In the article about Nokia's unused Windows Phone interface designs, to which company was the designer transferred last September?

- _Provided text_
________________________
Back when Microsoft and Nokia first announced their partnership, Nokia was given special permission to tweak Windows Phone's UI to their heart's content. So far nothing has come out of that provision, but PocketNow has come across some of Nokia's plans, which seem to have been discontinued.
As you can tell from the screenshots, Nokia largely ditched the geometrical design Microsoft's polarizing Metro interface. Instead of Live Tiles, it's got... Live Bubbles! The emphasis on stark colors and typography is still here, but the differences aren't hard to spot.
In one of the screenshots, a photo hangs on a clothes line, while a bird sweeps by overhead carrying a calendar. All of this is set against a brown background of a mountainous landscape, complete with a child carrying a balloon underneath a floating clock. The new interface is more acid than Metro.
Before you get too upset, PocketNow says that the designer got transferred to Accenture last September, which is the company that Nokia has in charge of Symbian's UI. You've got to feel sorry for those poor Symbian users. These designs are definitely original, but 'usability' is probably the last thing that comes to mind when you see them.
A Nokia spokesperson actually told PocketNow that the designs weren't even actually ever considered, saying that the mockups were "purely her own personal design explorations and were never part of any project being done at or for Nokia." If that's true, you've got to wonder why she bothered to do it if she wasn't getting paid for it.
For their part, Microsoft denies any knowledge that Nokia ever considered altering the interface, and Rich Greene, Nokia's Chief Technology Officer, seems to favor a more hands off approach. At the Windows Phone Day seminar in February of 2011, he said that:
There are so many places to innovate, it is critically important to provide the greatest opportunity for you the developer, you build once and everybody gets it, when you create more and more variance it becomes a hindrance. We also want customers to move between devices, preferably towards Nokia devices, but move between devices and not to hinder that in any fashion.
Basically, it sounds like he'd rather see Windows Phone bring together the best parts of the Android approach and the iOS approach; the simplicity and interoperability of the iOS design, where everything works the same way, and Android's flexibility of having different hardware to suit different needs. That sounds like a pretty good idea to us.
________________________
- _Available data_
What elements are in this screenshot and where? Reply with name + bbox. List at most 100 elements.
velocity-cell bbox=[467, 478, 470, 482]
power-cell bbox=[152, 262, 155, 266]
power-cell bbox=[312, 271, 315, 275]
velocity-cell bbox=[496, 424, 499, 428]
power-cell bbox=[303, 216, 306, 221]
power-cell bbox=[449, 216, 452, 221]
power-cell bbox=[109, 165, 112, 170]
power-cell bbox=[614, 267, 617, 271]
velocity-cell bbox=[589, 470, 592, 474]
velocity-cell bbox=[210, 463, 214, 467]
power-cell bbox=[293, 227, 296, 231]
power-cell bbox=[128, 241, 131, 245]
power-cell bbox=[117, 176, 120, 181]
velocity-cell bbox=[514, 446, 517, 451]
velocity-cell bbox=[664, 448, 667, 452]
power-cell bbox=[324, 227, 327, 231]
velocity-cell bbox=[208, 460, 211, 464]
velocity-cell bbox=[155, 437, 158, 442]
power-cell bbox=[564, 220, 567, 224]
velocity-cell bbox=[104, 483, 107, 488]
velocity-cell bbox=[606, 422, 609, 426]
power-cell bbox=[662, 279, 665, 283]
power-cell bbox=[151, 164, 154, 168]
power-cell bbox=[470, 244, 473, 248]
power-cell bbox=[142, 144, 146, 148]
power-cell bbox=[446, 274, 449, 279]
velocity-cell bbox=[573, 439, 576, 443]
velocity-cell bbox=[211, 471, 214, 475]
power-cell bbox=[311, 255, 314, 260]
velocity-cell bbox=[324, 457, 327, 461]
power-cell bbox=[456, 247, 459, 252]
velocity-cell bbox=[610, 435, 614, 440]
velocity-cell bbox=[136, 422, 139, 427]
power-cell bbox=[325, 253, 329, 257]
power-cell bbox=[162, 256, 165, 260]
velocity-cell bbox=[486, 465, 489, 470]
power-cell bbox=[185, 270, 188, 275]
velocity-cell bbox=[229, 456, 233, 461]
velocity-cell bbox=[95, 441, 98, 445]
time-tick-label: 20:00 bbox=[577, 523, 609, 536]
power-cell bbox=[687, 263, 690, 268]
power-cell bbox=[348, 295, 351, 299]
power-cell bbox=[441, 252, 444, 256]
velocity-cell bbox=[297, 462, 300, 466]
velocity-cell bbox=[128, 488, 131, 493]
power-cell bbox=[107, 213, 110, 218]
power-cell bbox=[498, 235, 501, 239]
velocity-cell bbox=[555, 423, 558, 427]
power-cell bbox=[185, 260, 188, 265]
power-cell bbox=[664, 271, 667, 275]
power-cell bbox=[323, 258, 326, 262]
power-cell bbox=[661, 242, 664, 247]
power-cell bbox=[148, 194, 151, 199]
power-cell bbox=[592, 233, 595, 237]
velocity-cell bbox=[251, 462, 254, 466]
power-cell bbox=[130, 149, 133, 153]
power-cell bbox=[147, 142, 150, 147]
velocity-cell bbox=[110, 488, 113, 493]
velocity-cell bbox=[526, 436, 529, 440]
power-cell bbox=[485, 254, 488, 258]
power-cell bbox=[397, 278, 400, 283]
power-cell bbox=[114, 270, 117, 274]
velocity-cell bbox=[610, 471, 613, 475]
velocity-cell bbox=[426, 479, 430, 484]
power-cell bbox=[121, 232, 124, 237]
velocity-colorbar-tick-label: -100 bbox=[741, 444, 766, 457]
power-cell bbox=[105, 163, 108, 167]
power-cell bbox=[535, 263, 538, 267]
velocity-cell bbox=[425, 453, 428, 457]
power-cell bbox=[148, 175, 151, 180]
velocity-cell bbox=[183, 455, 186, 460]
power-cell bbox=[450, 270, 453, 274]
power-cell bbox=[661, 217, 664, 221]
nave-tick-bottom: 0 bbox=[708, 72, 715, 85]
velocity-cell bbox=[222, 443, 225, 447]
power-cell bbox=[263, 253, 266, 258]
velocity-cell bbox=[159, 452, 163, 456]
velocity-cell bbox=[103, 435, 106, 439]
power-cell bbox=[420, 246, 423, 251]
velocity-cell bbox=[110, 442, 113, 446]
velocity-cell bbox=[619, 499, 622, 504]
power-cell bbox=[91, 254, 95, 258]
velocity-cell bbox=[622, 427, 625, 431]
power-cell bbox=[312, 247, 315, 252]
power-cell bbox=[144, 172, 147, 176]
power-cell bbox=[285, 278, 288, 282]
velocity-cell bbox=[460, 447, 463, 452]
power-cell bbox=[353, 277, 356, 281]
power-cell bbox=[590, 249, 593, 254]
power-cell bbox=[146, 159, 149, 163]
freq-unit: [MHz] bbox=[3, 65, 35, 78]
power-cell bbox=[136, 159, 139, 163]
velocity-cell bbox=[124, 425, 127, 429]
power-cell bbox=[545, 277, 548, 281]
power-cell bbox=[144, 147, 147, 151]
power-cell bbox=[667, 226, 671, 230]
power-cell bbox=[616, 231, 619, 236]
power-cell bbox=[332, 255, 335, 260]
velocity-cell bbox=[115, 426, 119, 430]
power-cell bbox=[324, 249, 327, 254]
________________________
- _Response for this exercise_
Accenture